§ **THE RECORDS**:

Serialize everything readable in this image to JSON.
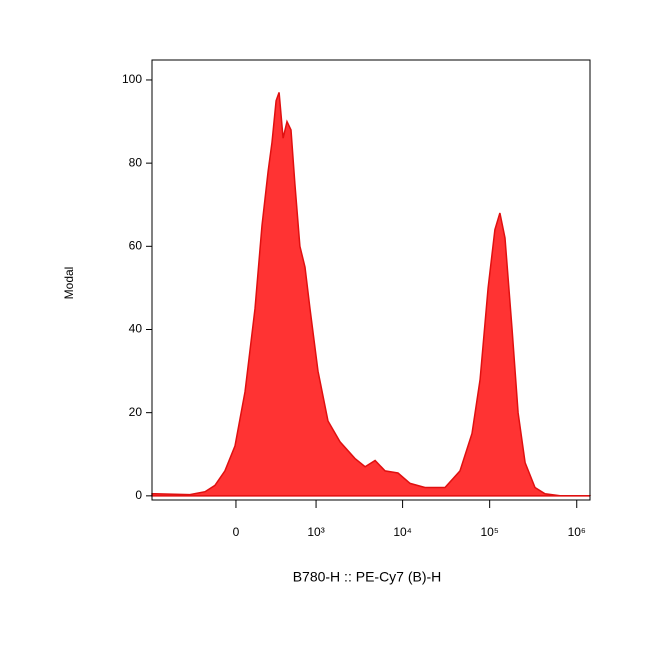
{
  "chart_data": {
    "type": "area",
    "xscale": "biex",
    "x_label": "B780-H :: PE-Cy7 (B)-H",
    "y_label": "Modal",
    "x": [
      -1110,
      -1027,
      -376,
      -223,
      -143,
      -72,
      -6,
      59,
      128,
      182,
      233,
      269,
      310,
      343,
      389,
      439,
      494,
      554,
      639,
      737,
      847,
      1054,
      1381,
      1901,
      2830,
      3710,
      4830,
      6290,
      8860,
      12200,
      18100,
      30700,
      45600,
      62700,
      77600,
      95900,
      115000,
      131000,
      150000,
      181000,
      212000,
      255000,
      332000,
      432000,
      644000,
      1400000
    ],
    "values": [
      0.5,
      0.5,
      0.3,
      1,
      2.5,
      6,
      12,
      25,
      45,
      65,
      78,
      85,
      95,
      97,
      86,
      90,
      88,
      75,
      60,
      55,
      45,
      30,
      18,
      13,
      9,
      7,
      8.5,
      6,
      5.5,
      3,
      2,
      2,
      6,
      15,
      28,
      50,
      64,
      68,
      62,
      40,
      20,
      8,
      2,
      0.5,
      0,
      0
    ],
    "color": "#ff3333",
    "xlim": [
      -1110,
      1420000
    ],
    "xticks": [
      0,
      {
        "value": 1000,
        "label": "10³"
      },
      {
        "value": 10000,
        "label": "10⁴"
      },
      {
        "value": 100000,
        "label": "10⁵"
      },
      {
        "value": 1000000,
        "label": "10⁶"
      }
    ],
    "ylim": [
      -1,
      104.8
    ],
    "yticks": [
      0,
      20,
      40,
      60,
      80,
      100
    ]
  }
}
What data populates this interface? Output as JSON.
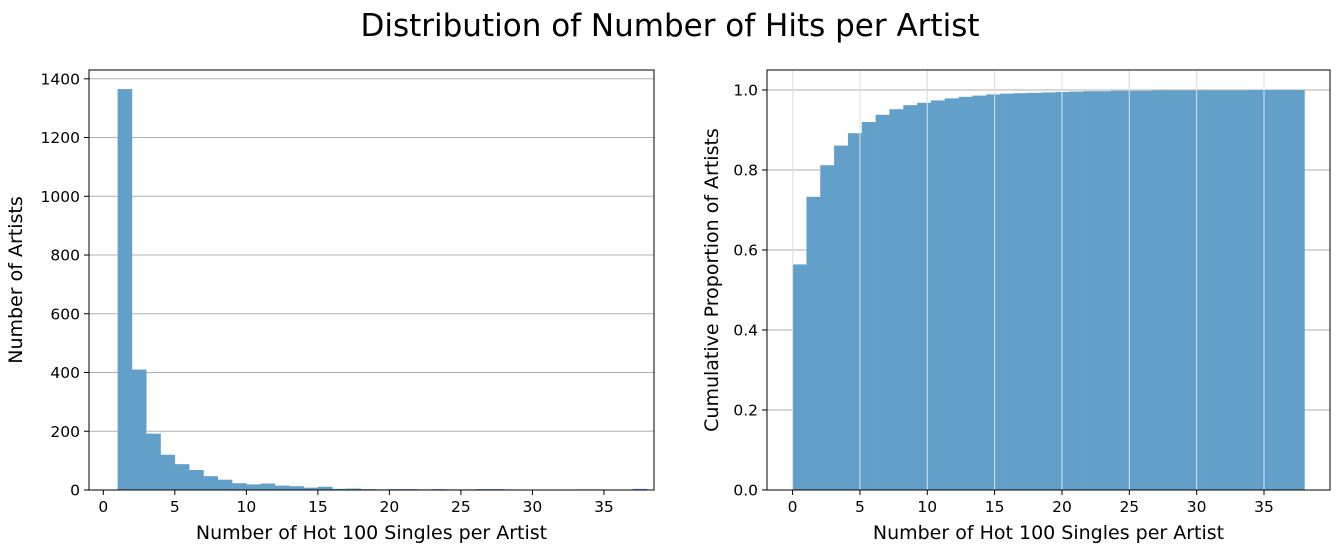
{
  "figure": {
    "title": "Distribution of Number of Hits per Artist",
    "bar_color": "#62a0ca",
    "grid_color": "#b0b0b0"
  },
  "chart_data": [
    {
      "type": "bar",
      "subtype": "histogram",
      "xlabel": "Number of Hot 100 Singles per Artist",
      "ylabel": "Number of Artists",
      "xlim": [
        -1,
        38.5
      ],
      "ylim": [
        0,
        1430
      ],
      "xticks": [
        0,
        5,
        10,
        15,
        20,
        25,
        30,
        35
      ],
      "yticks": [
        0,
        200,
        400,
        600,
        800,
        1000,
        1200,
        1400
      ],
      "grid": "y",
      "bin_edges": [
        1,
        2,
        3,
        4,
        5,
        6,
        7,
        8,
        9,
        10,
        11,
        12,
        13,
        14,
        15,
        16,
        17,
        18,
        19,
        20,
        21,
        22,
        23,
        24,
        25,
        26,
        27,
        28,
        29,
        30,
        31,
        32,
        33,
        34,
        35,
        36,
        37,
        38
      ],
      "values": [
        1365,
        410,
        192,
        120,
        88,
        68,
        47,
        35,
        23,
        19,
        22,
        15,
        13,
        8,
        11,
        4,
        5,
        3,
        2,
        3,
        3,
        2,
        3,
        2,
        2,
        3,
        3,
        2,
        1,
        1,
        1,
        1,
        2,
        2,
        0,
        1,
        4
      ]
    },
    {
      "type": "bar",
      "subtype": "cumulative-histogram",
      "xlabel": "Number of Hot 100 Singles per Artist",
      "ylabel": "Cumulative Proportion of Artists",
      "xlim": [
        -1.9,
        39.9
      ],
      "ylim": [
        0,
        1.05
      ],
      "xticks": [
        0,
        5,
        10,
        15,
        20,
        25,
        30,
        35
      ],
      "yticks": [
        "0.0",
        "0.2",
        "0.4",
        "0.6",
        "0.8",
        "1.0"
      ],
      "grid": "both",
      "bin_edges": [
        0,
        1.027,
        2.054,
        3.081,
        4.108,
        5.135,
        6.162,
        7.189,
        8.216,
        9.243,
        10.27,
        11.297,
        12.324,
        13.351,
        14.378,
        15.405,
        16.432,
        17.459,
        18.486,
        19.513,
        20.54,
        21.567,
        22.594,
        23.621,
        24.648,
        25.675,
        26.702,
        27.729,
        28.756,
        29.783,
        30.81,
        31.837,
        32.864,
        33.891,
        34.918,
        35.945,
        36.972,
        38
      ],
      "values": [
        0.564,
        0.733,
        0.812,
        0.861,
        0.892,
        0.92,
        0.938,
        0.952,
        0.962,
        0.968,
        0.974,
        0.979,
        0.983,
        0.986,
        0.989,
        0.991,
        0.992,
        0.993,
        0.994,
        0.995,
        0.996,
        0.997,
        0.997,
        0.998,
        0.998,
        0.998,
        0.999,
        0.999,
        0.999,
        0.999,
        0.999,
        0.999,
        0.999,
        1.0,
        1.0,
        1.0,
        1.0
      ]
    }
  ]
}
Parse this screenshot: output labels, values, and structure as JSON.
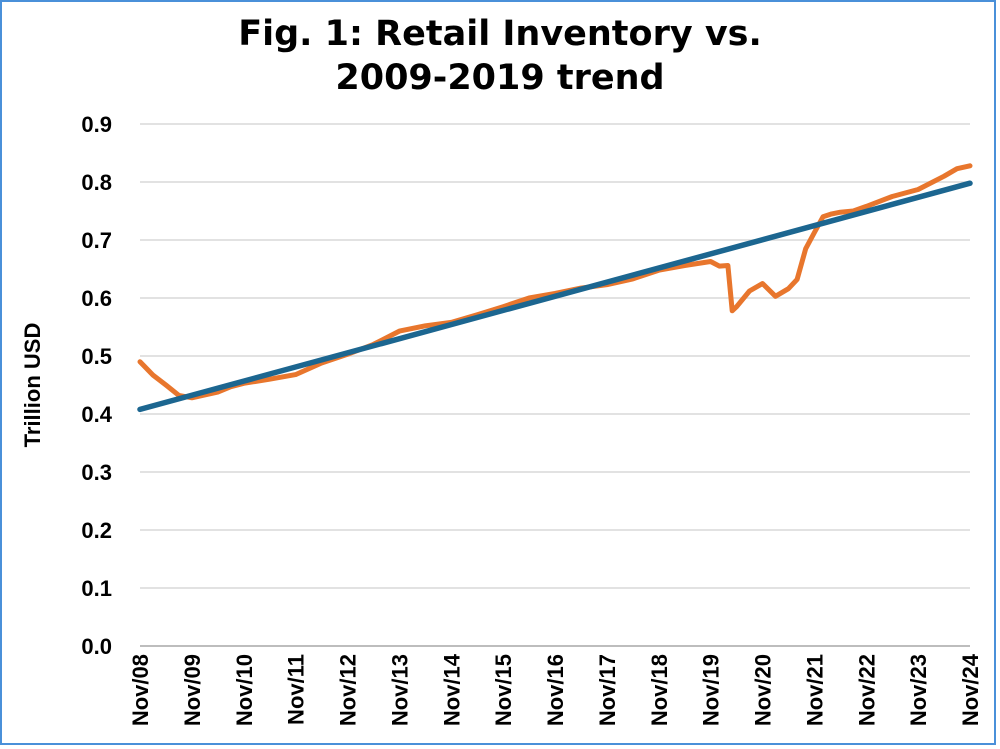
{
  "chart_data": {
    "type": "line",
    "title_lines": [
      "Fig. 1: Retail Inventory vs.",
      "2009-2019 trend"
    ],
    "ylabel": "Trillion USD",
    "xlabel": "",
    "ylim": [
      0,
      0.9
    ],
    "y_ticks": [
      "0.0",
      "0.1",
      "0.2",
      "0.3",
      "0.4",
      "0.5",
      "0.6",
      "0.7",
      "0.8",
      "0.9"
    ],
    "x_ticks": [
      "Nov/08",
      "Nov/09",
      "Nov/10",
      "Nov/11",
      "Nov/12",
      "Nov/13",
      "Nov/14",
      "Nov/15",
      "Nov/16",
      "Nov/17",
      "Nov/18",
      "Nov/19",
      "Nov/20",
      "Nov/21",
      "Nov/22",
      "Nov/23",
      "Nov/24"
    ],
    "grid": true,
    "legend": "none",
    "series": [
      {
        "color": "#e8762d",
        "x": [
          "Nov/08",
          "Feb/09",
          "May/09",
          "Aug/09",
          "Nov/09",
          "Feb/10",
          "May/10",
          "Aug/10",
          "Nov/10",
          "May/11",
          "Nov/11",
          "May/12",
          "Nov/12",
          "May/13",
          "Nov/13",
          "May/14",
          "Nov/14",
          "May/15",
          "Nov/15",
          "May/16",
          "Nov/16",
          "May/17",
          "Nov/17",
          "May/18",
          "Nov/18",
          "May/19",
          "Nov/19",
          "Jan/20",
          "Mar/20",
          "Apr/20",
          "May/20",
          "Aug/20",
          "Nov/20",
          "Feb/21",
          "May/21",
          "Jul/21",
          "Sep/21",
          "Nov/21",
          "Jan/22",
          "Mar/22",
          "May/22",
          "Aug/22",
          "Nov/22",
          "May/23",
          "Nov/23",
          "May/24",
          "Aug/24",
          "Nov/24"
        ],
        "values": [
          0.49,
          0.467,
          0.45,
          0.432,
          0.428,
          0.433,
          0.438,
          0.447,
          0.453,
          0.46,
          0.468,
          0.488,
          0.503,
          0.52,
          0.543,
          0.552,
          0.558,
          0.571,
          0.585,
          0.6,
          0.608,
          0.617,
          0.623,
          0.633,
          0.648,
          0.656,
          0.663,
          0.655,
          0.656,
          0.578,
          0.585,
          0.612,
          0.625,
          0.603,
          0.616,
          0.632,
          0.685,
          0.713,
          0.74,
          0.745,
          0.748,
          0.75,
          0.758,
          0.775,
          0.787,
          0.81,
          0.823,
          0.828
        ]
      },
      {
        "color": "#1c6690",
        "x": [
          "Nov/08",
          "Nov/24"
        ],
        "values": [
          0.408,
          0.798
        ]
      }
    ]
  }
}
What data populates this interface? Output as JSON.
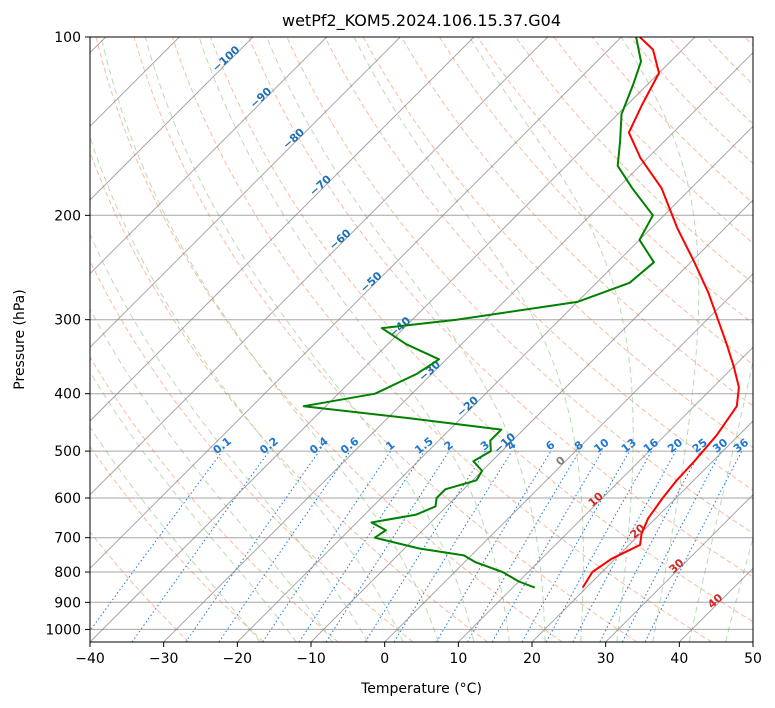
{
  "chart_data": {
    "type": "skew-t",
    "title": "wetPf2_KOM5.2024.106.15.37.G04",
    "xlabel": "Temperature (°C)",
    "ylabel": "Pressure (hPa)",
    "xlim": [
      -40,
      50
    ],
    "ylim": [
      1050,
      100
    ],
    "y_scale": "log",
    "grid": true,
    "x_ticks": [
      -40,
      -30,
      -20,
      -10,
      0,
      10,
      20,
      30,
      40,
      50
    ],
    "x_tick_labels": [
      "−40",
      "−30",
      "−20",
      "−10",
      "0",
      "10",
      "20",
      "30",
      "40",
      "50"
    ],
    "y_ticks": [
      100,
      200,
      300,
      400,
      500,
      600,
      700,
      800,
      900,
      1000
    ],
    "y_tick_labels": [
      "100",
      "200",
      "300",
      "400",
      "500",
      "600",
      "700",
      "800",
      "900",
      "1000"
    ],
    "series": [
      {
        "color": "#ff0000",
        "points": [
          [
            850,
            19.5
          ],
          [
            800,
            18.7
          ],
          [
            760,
            19.5
          ],
          [
            720,
            21.5
          ],
          [
            690,
            20.2
          ],
          [
            650,
            19.0
          ],
          [
            600,
            18.2
          ],
          [
            560,
            17.7
          ],
          [
            520,
            17.5
          ],
          [
            470,
            17.0
          ],
          [
            420,
            15.8
          ],
          [
            390,
            13.5
          ],
          [
            360,
            10.0
          ],
          [
            330,
            6.0
          ],
          [
            300,
            1.5
          ],
          [
            270,
            -3.5
          ],
          [
            240,
            -9.5
          ],
          [
            210,
            -16.5
          ],
          [
            180,
            -24.0
          ],
          [
            160,
            -31.0
          ],
          [
            145,
            -36.0
          ],
          [
            130,
            -38.0
          ],
          [
            115,
            -40.0
          ],
          [
            105,
            -44.0
          ],
          [
            100,
            -47.5
          ]
        ]
      },
      {
        "color": "#008000",
        "points": [
          [
            850,
            13.0
          ],
          [
            830,
            10.0
          ],
          [
            800,
            6.5
          ],
          [
            770,
            1.5
          ],
          [
            750,
            -1.0
          ],
          [
            730,
            -8.0
          ],
          [
            700,
            -15.5
          ],
          [
            680,
            -15.0
          ],
          [
            660,
            -18.0
          ],
          [
            640,
            -13.0
          ],
          [
            620,
            -11.5
          ],
          [
            600,
            -12.5
          ],
          [
            580,
            -12.5
          ],
          [
            560,
            -9.5
          ],
          [
            540,
            -10.0
          ],
          [
            520,
            -12.5
          ],
          [
            500,
            -11.5
          ],
          [
            480,
            -13.0
          ],
          [
            460,
            -13.0
          ],
          [
            440,
            -27.0
          ],
          [
            420,
            -43.0
          ],
          [
            400,
            -35.0
          ],
          [
            370,
            -32.0
          ],
          [
            350,
            -31.0
          ],
          [
            330,
            -37.5
          ],
          [
            310,
            -43.0
          ],
          [
            300,
            -34.0
          ],
          [
            280,
            -20.0
          ],
          [
            260,
            -15.5
          ],
          [
            240,
            -15.0
          ],
          [
            220,
            -20.0
          ],
          [
            200,
            -21.5
          ],
          [
            180,
            -28.0
          ],
          [
            165,
            -33.0
          ],
          [
            150,
            -36.0
          ],
          [
            135,
            -39.5
          ],
          [
            120,
            -42.0
          ],
          [
            110,
            -44.0
          ],
          [
            100,
            -48.0
          ]
        ]
      }
    ],
    "dry_adiabat_labels": [
      "−100",
      "−90",
      "−80",
      "−70",
      "−60",
      "−50",
      "−40",
      "−30",
      "−20",
      "−10",
      "0",
      "10",
      "20",
      "30",
      "40"
    ],
    "mixing_ratio_labels": [
      "0.1",
      "0.2",
      "0.4",
      "0.6",
      "1",
      "1.5",
      "2",
      "3",
      "4",
      "6",
      "8",
      "10",
      "13",
      "16",
      "20",
      "25",
      "30",
      "36"
    ],
    "colors": {
      "temperature": "#ff0000",
      "dewpoint": "#008000",
      "isotherm": "#808080",
      "dry_adiabat": "#f4a582",
      "moist_adiabat": "#9ccc94",
      "mixing_ratio": "#1f77d4",
      "cold_label": "#1f6fb4",
      "warm_label": "#d62728"
    }
  }
}
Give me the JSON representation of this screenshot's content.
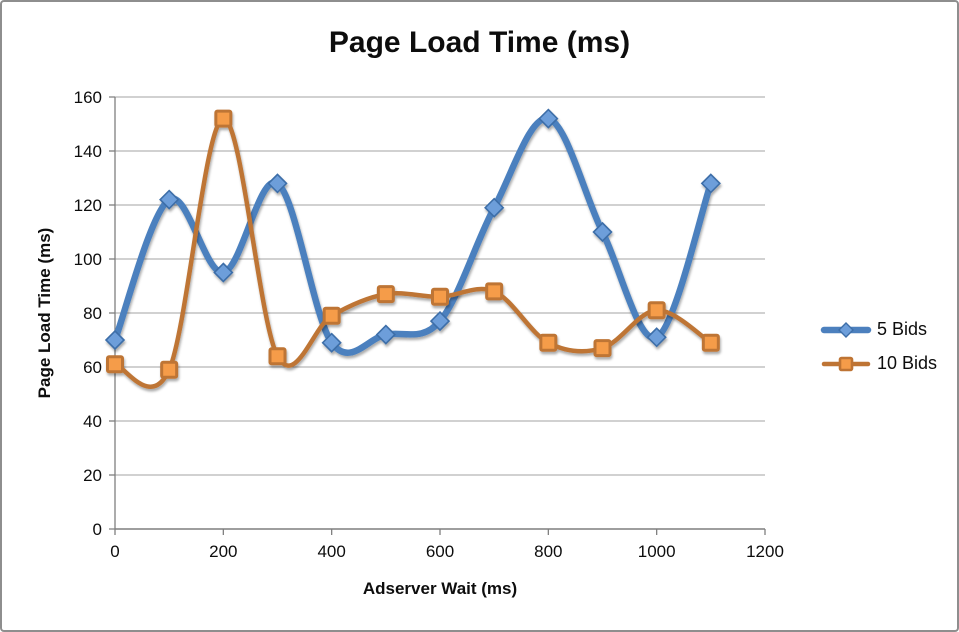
{
  "window": {
    "background": "#ffffff",
    "border_color": "#8e8e8e"
  },
  "chart_data": {
    "type": "line",
    "title": "Page Load Time (ms)",
    "xlabel": "Adserver Wait (ms)",
    "ylabel": "Page Load Time (ms)",
    "x": [
      0,
      100,
      200,
      300,
      400,
      500,
      600,
      700,
      800,
      900,
      1000,
      1100
    ],
    "series": [
      {
        "name": "5 Bids",
        "values": [
          70,
          122,
          95,
          128,
          69,
          72,
          77,
          119,
          152,
          110,
          71,
          128
        ],
        "color": "#4c80be",
        "marker": "diamond",
        "marker_fill": "#6d9eda",
        "marker_stroke": "#3d6ea8",
        "line_width": 6.5
      },
      {
        "name": "10 Bids",
        "values": [
          61,
          59,
          152,
          64,
          79,
          87,
          86,
          88,
          69,
          67,
          81,
          69
        ],
        "color": "#be7434",
        "marker": "square",
        "marker_fill": "#f59c49",
        "marker_stroke": "#be7434",
        "line_width": 4.5
      }
    ],
    "xlim": [
      0,
      1200
    ],
    "ylim": [
      0,
      160
    ],
    "x_ticks": [
      0,
      200,
      400,
      600,
      800,
      1000,
      1200
    ],
    "y_ticks": [
      0,
      20,
      40,
      60,
      80,
      100,
      120,
      140,
      160
    ],
    "grid": "horizontal",
    "gridline_color": "#a3a3a3",
    "axis_color": "#7f7f7f",
    "tick_label_color": "#0d0d0d",
    "legend_position": "right",
    "smoothed": true
  }
}
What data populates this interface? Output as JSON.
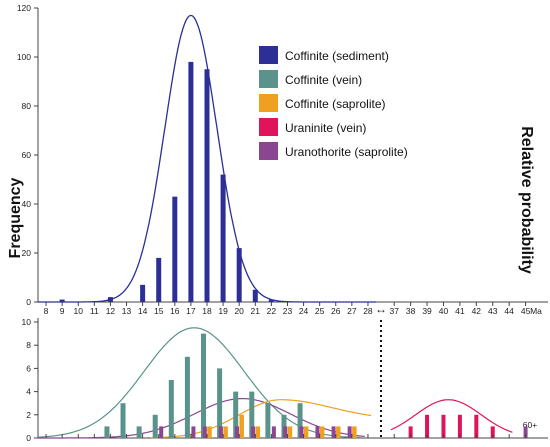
{
  "colors": {
    "sediment": "#2b2f96",
    "vein": "#5a938c",
    "saprolite": "#f0a020",
    "uraninite": "#e0145a",
    "uranothorite": "#8a4690",
    "axis": "#444444",
    "break_marker": "#111111"
  },
  "chart_data": [
    {
      "type": "bar",
      "panel": "top",
      "ylabel": "Frequency",
      "ylabel_right": "Relative probability",
      "ylim": [
        0,
        120
      ],
      "xlim": [
        7.5,
        28.5
      ],
      "x_ticks": [
        8,
        9,
        10,
        11,
        12,
        13,
        14,
        15,
        16,
        17,
        18,
        19,
        20,
        21,
        22,
        23,
        24,
        25,
        26,
        27,
        28
      ],
      "y_ticks": [
        0,
        20,
        40,
        60,
        80,
        100,
        120
      ],
      "legend_position": "top-right",
      "series": [
        {
          "name": "Coffinite (sediment)",
          "color_key": "sediment",
          "x": [
            9,
            12,
            14,
            15,
            16,
            17,
            18,
            19,
            20,
            21,
            22
          ],
          "values": [
            1,
            2,
            7,
            18,
            43,
            98,
            95,
            52,
            22,
            5,
            1
          ]
        }
      ],
      "curves": [
        {
          "series": "Coffinite (sediment)",
          "color_key": "sediment",
          "mean": 17,
          "sd": 1.62,
          "peak": 117
        }
      ]
    },
    {
      "type": "bar",
      "panel": "bottom",
      "ylim": [
        0,
        10
      ],
      "y_ticks": [
        0,
        2,
        4,
        6,
        8,
        10
      ],
      "x_segments": [
        {
          "xlim": [
            7.5,
            28.5
          ],
          "ticks": [
            8,
            9,
            10,
            11,
            12,
            13,
            14,
            15,
            16,
            17,
            18,
            19,
            20,
            21,
            22,
            23,
            24,
            25,
            26,
            27,
            28
          ]
        },
        {
          "xlim": [
            36.5,
            46
          ],
          "ticks": [
            37,
            38,
            39,
            40,
            41,
            42,
            43,
            44,
            45
          ]
        }
      ],
      "x_unit": "Ma",
      "break_annotation": "↔",
      "overflow_annotation": "60+",
      "series": [
        {
          "name": "Coffinite (vein)",
          "color_key": "vein",
          "x": [
            12,
            13,
            14,
            15,
            16,
            17,
            18,
            19,
            20,
            21,
            22,
            23,
            24
          ],
          "values": [
            1,
            3,
            1,
            2,
            5,
            7,
            9,
            6,
            4,
            4,
            3,
            2,
            3
          ]
        },
        {
          "name": "Coffinite (saprolite)",
          "color_key": "saprolite",
          "x": [
            18,
            19,
            20,
            21,
            23,
            24,
            25,
            26,
            27
          ],
          "values": [
            1,
            1,
            2,
            1,
            1,
            1,
            1,
            1,
            1
          ]
        },
        {
          "name": "Uraninite (vein)",
          "color_key": "uraninite",
          "x": [
            38,
            39,
            40,
            41,
            42,
            43
          ],
          "values": [
            1,
            2,
            2,
            2,
            2,
            1
          ]
        },
        {
          "name": "Uranothorite (saprolite)",
          "color_key": "uranothorite",
          "x": [
            15,
            17,
            18,
            19,
            20,
            21,
            22,
            23,
            24,
            25,
            26,
            27,
            45
          ],
          "values": [
            1,
            1,
            1,
            1,
            1,
            1,
            1,
            1,
            1,
            1,
            1,
            1,
            1
          ]
        }
      ],
      "curves": [
        {
          "series": "Coffinite (vein)",
          "color_key": "vein",
          "segment": 0,
          "mean": 17.2,
          "sd": 3.1,
          "peak": 9.5,
          "range": [
            7.5,
            27.5
          ]
        },
        {
          "series": "Uranothorite (saprolite)",
          "color_key": "uranothorite",
          "segment": 0,
          "mean": 20.2,
          "sd": 3.0,
          "peak": 3.4,
          "range": [
            7.5,
            27.8
          ]
        },
        {
          "series": "Coffinite (saprolite)",
          "color_key": "saprolite",
          "segment": 0,
          "mean": 22.6,
          "sd": 2.6,
          "peak": 3.3,
          "range": [
            14.5,
            28.2
          ],
          "tail": 1.6
        },
        {
          "series": "Uraninite (vein)",
          "color_key": "uraninite",
          "segment": 1,
          "mean": 40.3,
          "sd": 2.0,
          "peak": 3.3,
          "range": [
            36.8,
            44.2
          ]
        }
      ]
    }
  ]
}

§ **WRITTEN EXERCISE**: Work through the records line by line and tally those holding "series". Reply with the number alone.

§ **RESULT FOR THIS TASK**: 10